── INFORMATION PROVIDED

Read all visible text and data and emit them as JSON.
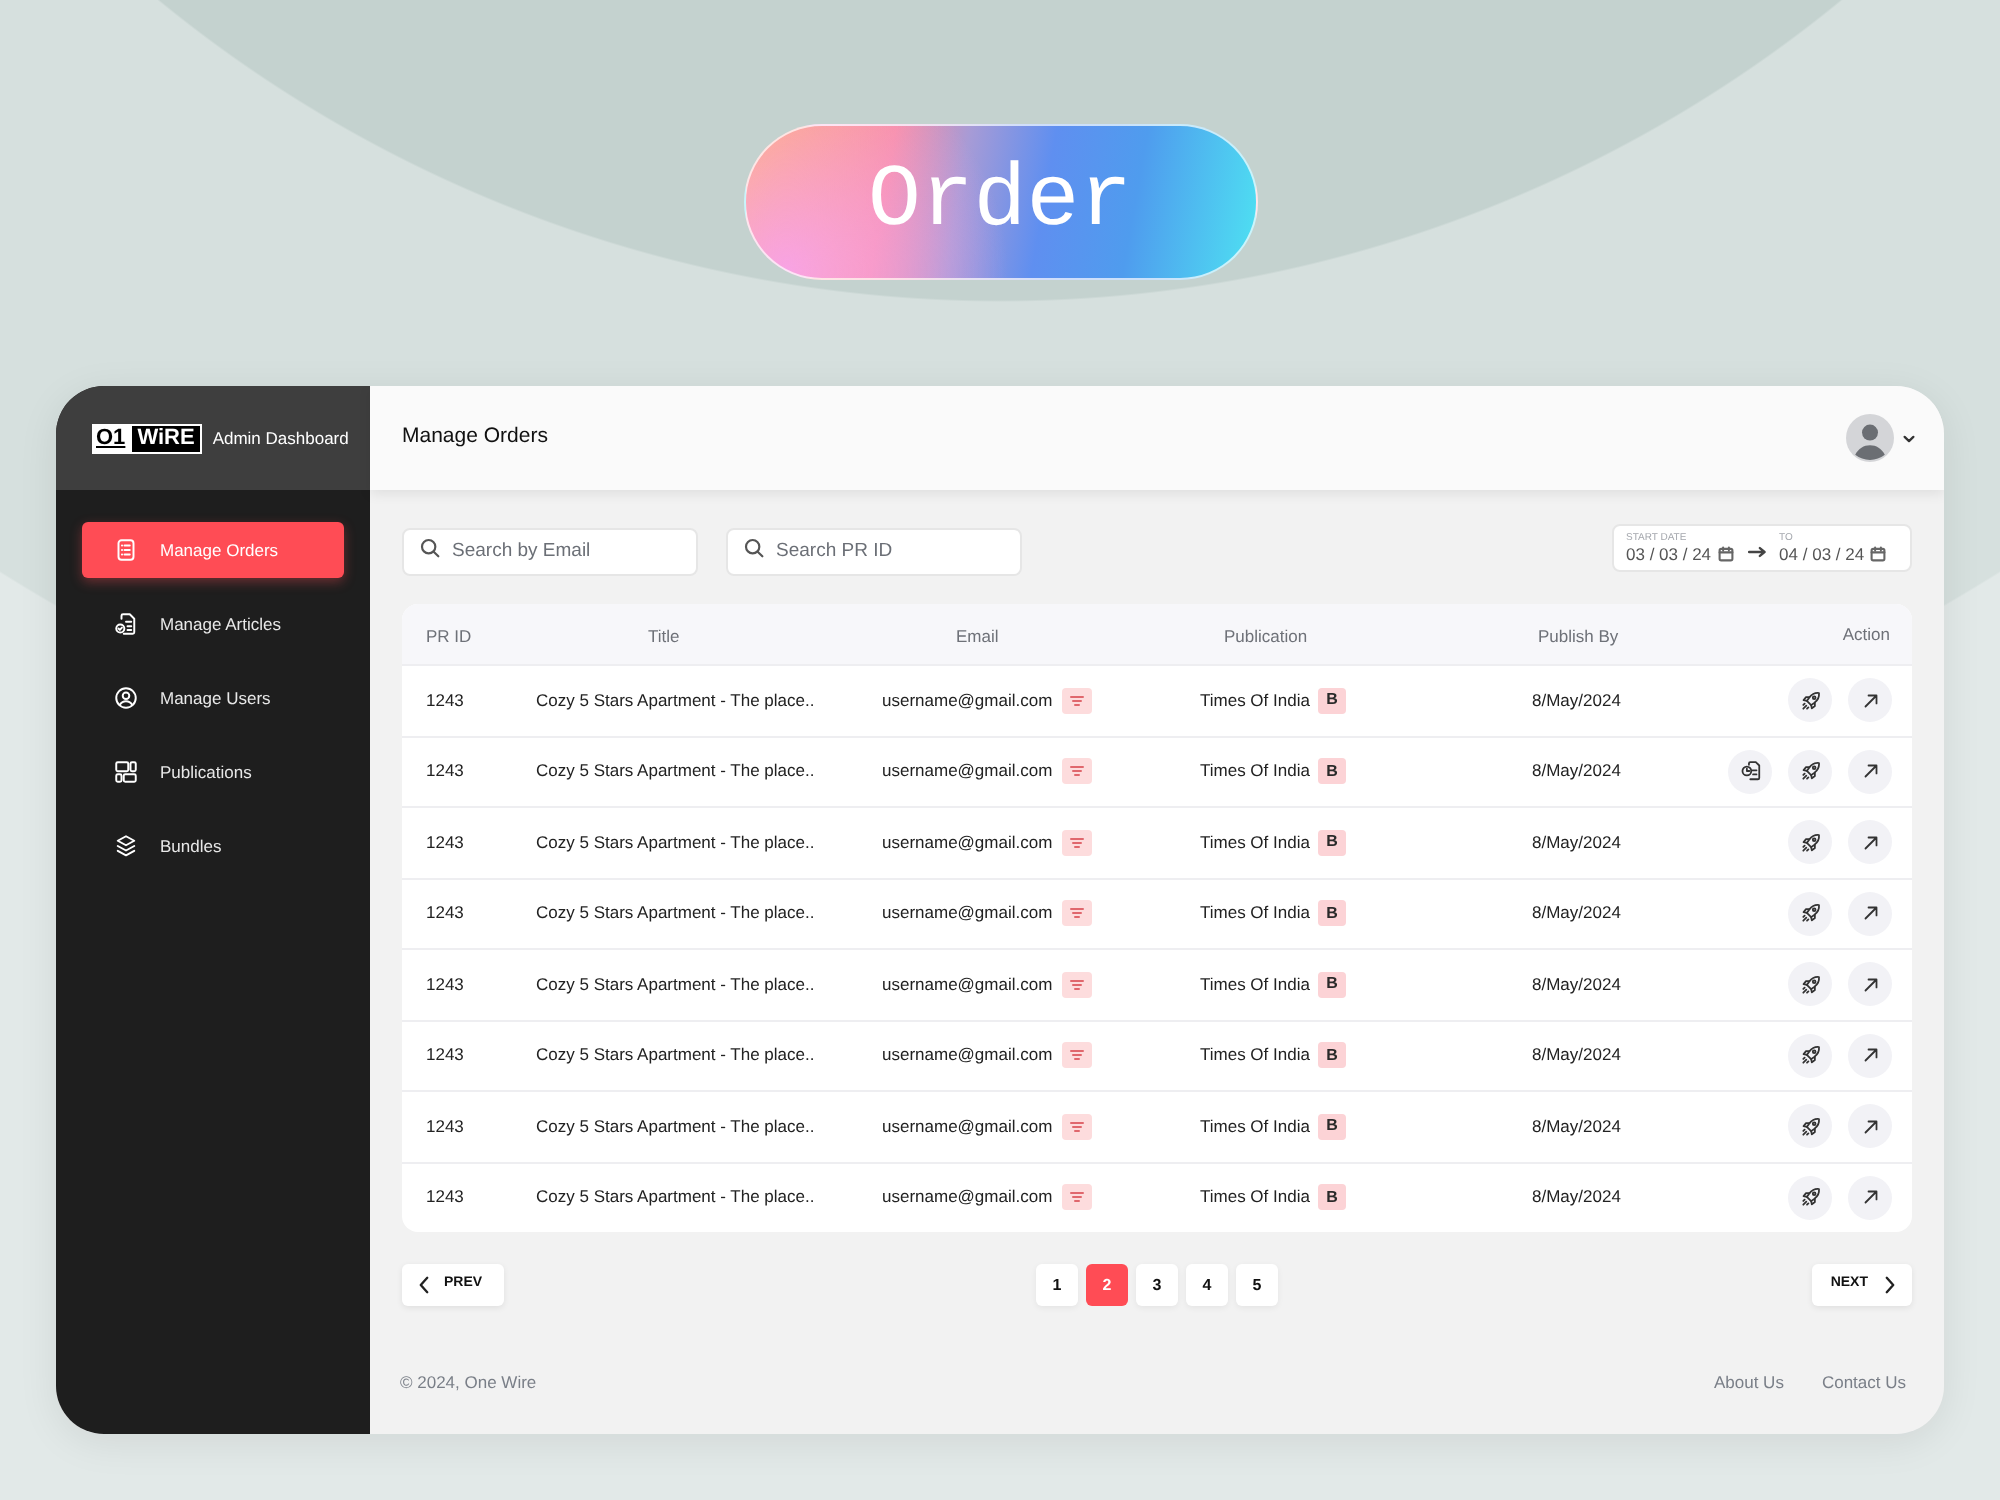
{
  "banner": {
    "title": "Order"
  },
  "sidebar": {
    "logo": {
      "mark": "O1",
      "wordmark": "WiRE"
    },
    "subtitle": "Admin Dashboard",
    "items": [
      {
        "label": "Manage Orders",
        "kind": "orders",
        "selected": true
      },
      {
        "label": "Manage Articles",
        "kind": "articles",
        "selected": false
      },
      {
        "label": "Manage Users",
        "kind": "users",
        "selected": false
      },
      {
        "label": "Publications",
        "kind": "publications",
        "selected": false
      },
      {
        "label": "Bundles",
        "kind": "bundles",
        "selected": false
      }
    ]
  },
  "header": {
    "title": "Manage Orders"
  },
  "filters": {
    "email_search": {
      "placeholder": "Search by Email"
    },
    "pr_search": {
      "placeholder": "Search PR ID"
    },
    "date_range": {
      "start_label": "START DATE",
      "start": "03 / 03 / 24",
      "end_label": "TO",
      "end": "04 / 03 / 24"
    }
  },
  "table": {
    "columns": [
      "PR ID",
      "Title",
      "Email",
      "Publication",
      "Publish By",
      "Action"
    ],
    "rows": [
      {
        "pr_id": "1243",
        "title": "Cozy 5 Stars Apartment - The place..",
        "email": "username@gmail.com",
        "publication": "Times Of India",
        "badge": "B",
        "publish_by": "8/May/2024",
        "actions": [
          {
            "kind": "publish"
          },
          {
            "kind": "open"
          }
        ]
      },
      {
        "pr_id": "1243",
        "title": "Cozy 5 Stars Apartment - The place..",
        "email": "username@gmail.com",
        "publication": "Times Of India",
        "badge": "B",
        "publish_by": "8/May/2024",
        "actions": [
          {
            "kind": "report"
          },
          {
            "kind": "publish"
          },
          {
            "kind": "open"
          }
        ]
      },
      {
        "pr_id": "1243",
        "title": "Cozy 5 Stars Apartment - The place..",
        "email": "username@gmail.com",
        "publication": "Times Of India",
        "badge": "B",
        "publish_by": "8/May/2024",
        "actions": [
          {
            "kind": "publish"
          },
          {
            "kind": "open"
          }
        ]
      },
      {
        "pr_id": "1243",
        "title": "Cozy 5 Stars Apartment - The place..",
        "email": "username@gmail.com",
        "publication": "Times Of India",
        "badge": "B",
        "publish_by": "8/May/2024",
        "actions": [
          {
            "kind": "publish"
          },
          {
            "kind": "open"
          }
        ]
      },
      {
        "pr_id": "1243",
        "title": "Cozy 5 Stars Apartment - The place..",
        "email": "username@gmail.com",
        "publication": "Times Of India",
        "badge": "B",
        "publish_by": "8/May/2024",
        "actions": [
          {
            "kind": "publish"
          },
          {
            "kind": "open"
          }
        ]
      },
      {
        "pr_id": "1243",
        "title": "Cozy 5 Stars Apartment - The place..",
        "email": "username@gmail.com",
        "publication": "Times Of India",
        "badge": "B",
        "publish_by": "8/May/2024",
        "actions": [
          {
            "kind": "publish"
          },
          {
            "kind": "open"
          }
        ]
      },
      {
        "pr_id": "1243",
        "title": "Cozy 5 Stars Apartment - The place..",
        "email": "username@gmail.com",
        "publication": "Times Of India",
        "badge": "B",
        "publish_by": "8/May/2024",
        "actions": [
          {
            "kind": "publish"
          },
          {
            "kind": "open"
          }
        ]
      },
      {
        "pr_id": "1243",
        "title": "Cozy 5 Stars Apartment - The place..",
        "email": "username@gmail.com",
        "publication": "Times Of India",
        "badge": "B",
        "publish_by": "8/May/2024",
        "actions": [
          {
            "kind": "publish"
          },
          {
            "kind": "open"
          }
        ]
      }
    ]
  },
  "pagination": {
    "prev": "PREV",
    "pages": [
      {
        "label": "1",
        "selected": false
      },
      {
        "label": "2",
        "selected": true
      },
      {
        "label": "3",
        "selected": false
      },
      {
        "label": "4",
        "selected": false
      },
      {
        "label": "5",
        "selected": false
      }
    ],
    "next": "NEXT"
  },
  "footer": {
    "copyright": "© 2024, One Wire",
    "links": [
      "About Us",
      "Contact Us"
    ]
  }
}
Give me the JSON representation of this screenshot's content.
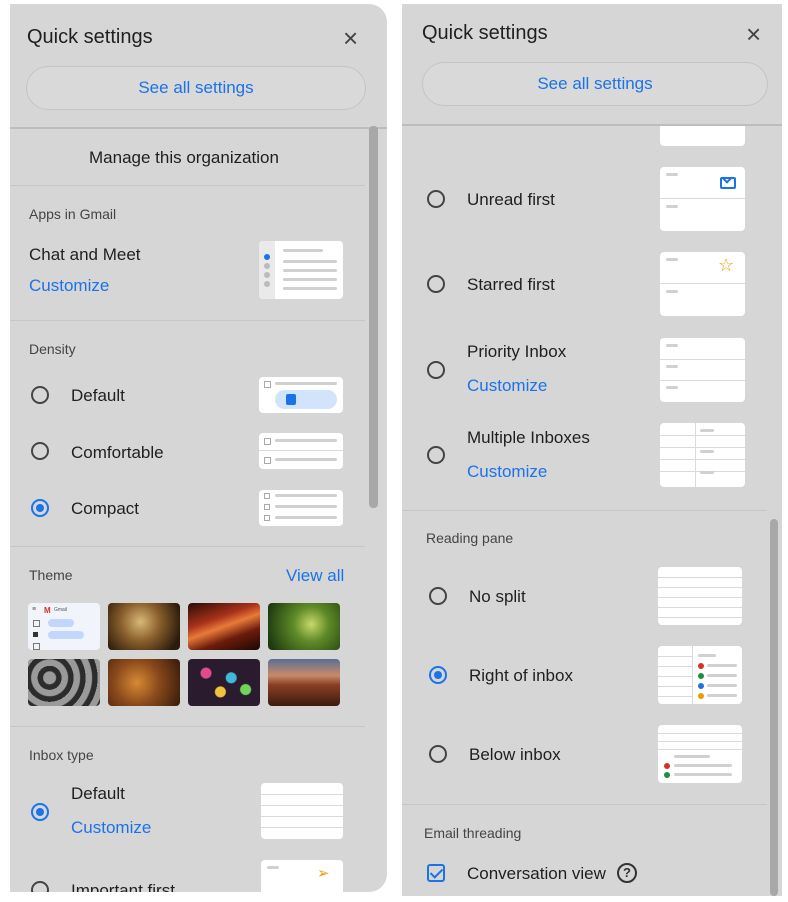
{
  "left": {
    "title": "Quick settings",
    "see_all": "See all settings",
    "manage_org": "Manage this organization",
    "apps": {
      "heading": "Apps in Gmail",
      "item": "Chat and Meet",
      "customize": "Customize"
    },
    "density": {
      "heading": "Density",
      "options": [
        {
          "label": "Default",
          "selected": false
        },
        {
          "label": "Comfortable",
          "selected": false
        },
        {
          "label": "Compact",
          "selected": true
        }
      ]
    },
    "theme": {
      "heading": "Theme",
      "view_all": "View all"
    },
    "inbox_type": {
      "heading": "Inbox type",
      "options": [
        {
          "label": "Default",
          "customize": "Customize",
          "selected": true
        },
        {
          "label": "Important first",
          "selected": false
        }
      ]
    }
  },
  "right": {
    "title": "Quick settings",
    "see_all": "See all settings",
    "inbox_options": [
      {
        "label": "Unread first",
        "selected": false
      },
      {
        "label": "Starred first",
        "selected": false
      },
      {
        "label": "Priority Inbox",
        "customize": "Customize",
        "selected": false
      },
      {
        "label": "Multiple Inboxes",
        "customize": "Customize",
        "selected": false
      }
    ],
    "reading_pane": {
      "heading": "Reading pane",
      "options": [
        {
          "label": "No split",
          "selected": false
        },
        {
          "label": "Right of inbox",
          "selected": true
        },
        {
          "label": "Below inbox",
          "selected": false
        }
      ]
    },
    "threading": {
      "heading": "Email threading",
      "conversation_view": "Conversation view",
      "checked": true,
      "help": "?"
    }
  },
  "theme_thumb": {
    "brand": "Gmail"
  },
  "colors": {
    "accent": "#1a73e8",
    "panel_bg": "#d6d6d6"
  },
  "icons": {
    "close": "×"
  }
}
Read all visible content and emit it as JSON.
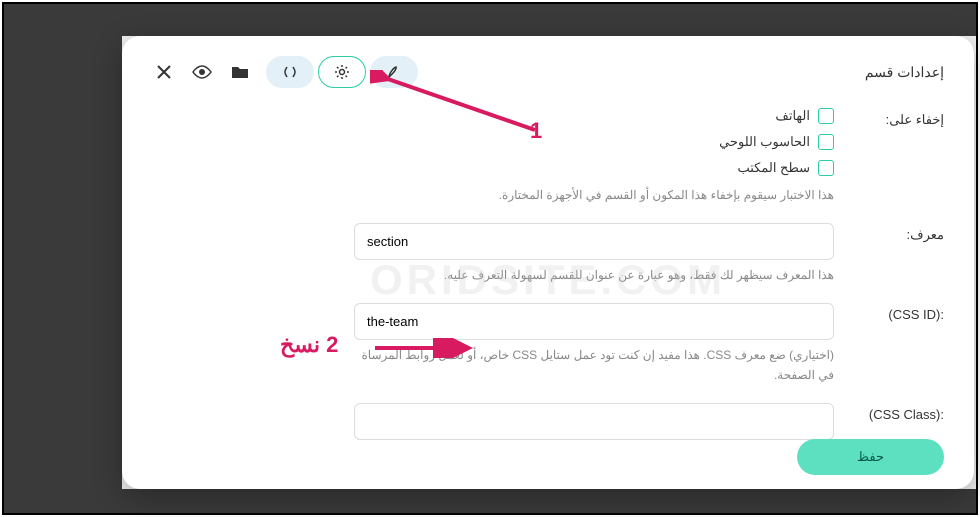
{
  "title": "إعدادات قسم",
  "hideOn": {
    "label": "إخفاء على:",
    "options": [
      "الهاتف",
      "الحاسوب اللوحي",
      "سطح المكتب"
    ],
    "helper": "هذا الاختبار سيقوم بإخفاء هذا المكون أو القسم في الأجهزة المختارة."
  },
  "identifier": {
    "label": "معرف:",
    "value": "section",
    "helper": "هذا المعرف سيظهر لك فقط، وهو عبارة عن عنوان للقسم لسهولة التعرف عليه."
  },
  "cssId": {
    "label": ":(CSS ID)",
    "value": "the-team",
    "helper": "(اختياري) ضع معرف CSS. هذا مفيد إن كنت تود عمل ستايل CSS خاص، أو لعمل روابط المرساة في الصفحة."
  },
  "cssClass": {
    "label": ":(CSS Class)",
    "value": ""
  },
  "saveLabel": "حفظ",
  "watermark": "ORIDSITE.COM",
  "anno": {
    "one": "1",
    "two": "2 نسخ"
  }
}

────

__PROMPT__.
Go through the records above and copy every line with the word "threading".

__COMPLETE OUTPUT__.
    "threading": {
      "heading": "Email threading",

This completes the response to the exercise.